**What is needed**
Collect from the data below each line with "JSON".

**Material provided**
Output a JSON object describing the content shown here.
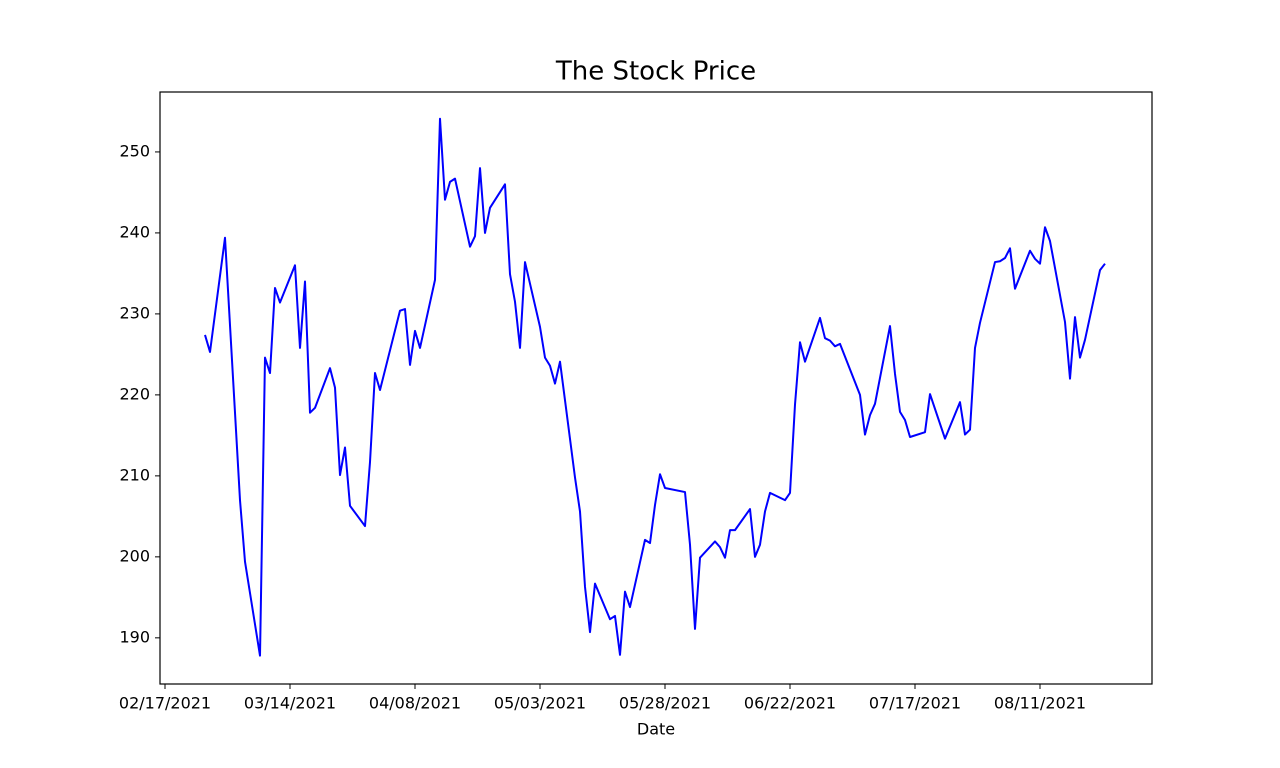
{
  "chart_data": {
    "type": "line",
    "title": "The Stock Price",
    "xlabel": "Date",
    "x": [
      "2021-02-25",
      "2021-02-26",
      "2021-03-01",
      "2021-03-04",
      "2021-03-05",
      "2021-03-08",
      "2021-03-09",
      "2021-03-10",
      "2021-03-11",
      "2021-03-12",
      "2021-03-15",
      "2021-03-16",
      "2021-03-17",
      "2021-03-18",
      "2021-03-19",
      "2021-03-22",
      "2021-03-23",
      "2021-03-24",
      "2021-03-25",
      "2021-03-26",
      "2021-03-29",
      "2021-03-30",
      "2021-03-31",
      "2021-04-01",
      "2021-04-05",
      "2021-04-06",
      "2021-04-07",
      "2021-04-08",
      "2021-04-09",
      "2021-04-12",
      "2021-04-13",
      "2021-04-14",
      "2021-04-15",
      "2021-04-16",
      "2021-04-19",
      "2021-04-20",
      "2021-04-21",
      "2021-04-22",
      "2021-04-23",
      "2021-04-26",
      "2021-04-27",
      "2021-04-28",
      "2021-04-29",
      "2021-04-30",
      "2021-05-03",
      "2021-05-04",
      "2021-05-05",
      "2021-05-06",
      "2021-05-07",
      "2021-05-10",
      "2021-05-11",
      "2021-05-12",
      "2021-05-13",
      "2021-05-14",
      "2021-05-17",
      "2021-05-18",
      "2021-05-19",
      "2021-05-20",
      "2021-05-21",
      "2021-05-24",
      "2021-05-25",
      "2021-05-26",
      "2021-05-27",
      "2021-05-28",
      "2021-06-01",
      "2021-06-02",
      "2021-06-03",
      "2021-06-04",
      "2021-06-07",
      "2021-06-08",
      "2021-06-09",
      "2021-06-10",
      "2021-06-11",
      "2021-06-14",
      "2021-06-15",
      "2021-06-16",
      "2021-06-17",
      "2021-06-18",
      "2021-06-21",
      "2021-06-22",
      "2021-06-23",
      "2021-06-24",
      "2021-06-25",
      "2021-06-28",
      "2021-06-29",
      "2021-06-30",
      "2021-07-01",
      "2021-07-02",
      "2021-07-06",
      "2021-07-07",
      "2021-07-08",
      "2021-07-09",
      "2021-07-12",
      "2021-07-13",
      "2021-07-14",
      "2021-07-15",
      "2021-07-16",
      "2021-07-19",
      "2021-07-20",
      "2021-07-23",
      "2021-07-26",
      "2021-07-27",
      "2021-07-28",
      "2021-07-29",
      "2021-07-30",
      "2021-08-02",
      "2021-08-03",
      "2021-08-04",
      "2021-08-05",
      "2021-08-06",
      "2021-08-09",
      "2021-08-10",
      "2021-08-11",
      "2021-08-12",
      "2021-08-13",
      "2021-08-16",
      "2021-08-17",
      "2021-08-18",
      "2021-08-19",
      "2021-08-20",
      "2021-08-23",
      "2021-08-24"
    ],
    "series": [
      {
        "color": "#0000ff",
        "values": [
          227.4,
          225.3,
          239.4,
          207.0,
          199.4,
          187.8,
          224.6,
          222.7,
          233.2,
          231.4,
          236.0,
          225.8,
          234.0,
          217.8,
          218.4,
          223.3,
          220.9,
          210.1,
          213.5,
          206.3,
          203.8,
          211.7,
          222.7,
          220.6,
          230.4,
          230.6,
          223.7,
          227.9,
          225.8,
          234.2,
          254.1,
          244.1,
          246.3,
          246.7,
          238.3,
          239.6,
          248.0,
          240.0,
          243.1,
          246.0,
          234.9,
          231.5,
          225.8,
          236.4,
          228.4,
          224.6,
          223.6,
          221.4,
          224.1,
          209.8,
          205.6,
          196.3,
          190.7,
          196.7,
          192.3,
          192.7,
          187.9,
          195.7,
          193.8,
          202.1,
          201.7,
          206.4,
          210.2,
          208.5,
          208.0,
          201.5,
          191.1,
          199.9,
          201.9,
          201.2,
          199.9,
          203.3,
          203.3,
          205.9,
          200.0,
          201.5,
          205.6,
          207.9,
          207.0,
          207.9,
          218.8,
          226.5,
          224.1,
          229.5,
          227.0,
          226.7,
          226.0,
          226.3,
          220.0,
          215.1,
          217.5,
          218.9,
          228.5,
          222.6,
          217.9,
          216.9,
          214.8,
          215.4,
          220.1,
          214.6,
          219.1,
          215.1,
          215.7,
          225.8,
          228.9,
          236.4,
          236.5,
          236.9,
          238.1,
          233.1,
          237.8,
          236.8,
          236.2,
          240.7,
          239.0,
          229.0,
          222.0,
          229.6,
          224.6,
          226.8,
          235.4,
          236.2
        ]
      }
    ],
    "xlim": [
      "2021-02-16",
      "2021-09-02T09:36:00Z"
    ],
    "xticks": [
      {
        "value": "2021-02-17",
        "label": "02/17/2021"
      },
      {
        "value": "2021-03-14",
        "label": "03/14/2021"
      },
      {
        "value": "2021-04-08",
        "label": "04/08/2021"
      },
      {
        "value": "2021-05-03",
        "label": "05/03/2021"
      },
      {
        "value": "2021-05-28",
        "label": "05/28/2021"
      },
      {
        "value": "2021-06-22",
        "label": "06/22/2021"
      },
      {
        "value": "2021-07-17",
        "label": "07/17/2021"
      },
      {
        "value": "2021-08-11",
        "label": "08/11/2021"
      }
    ],
    "ylim": [
      184.3,
      257.4
    ],
    "yticks": [
      190,
      200,
      210,
      220,
      230,
      240,
      250
    ]
  }
}
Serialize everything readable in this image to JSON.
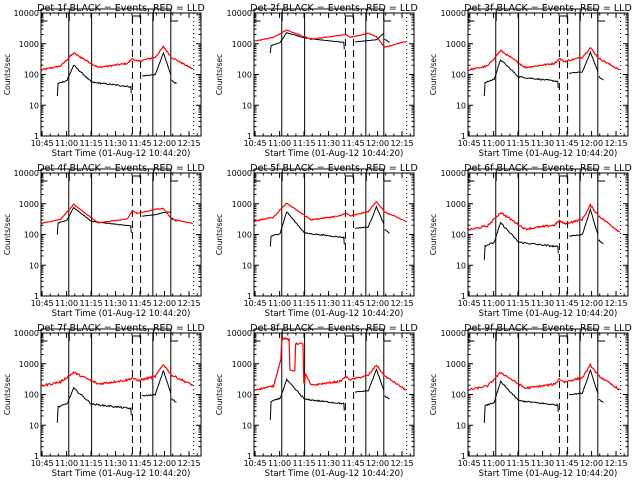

**Solution for this problem**
Output a JSON object describing the content shown here.
Serialize everything readable in this image to JSON.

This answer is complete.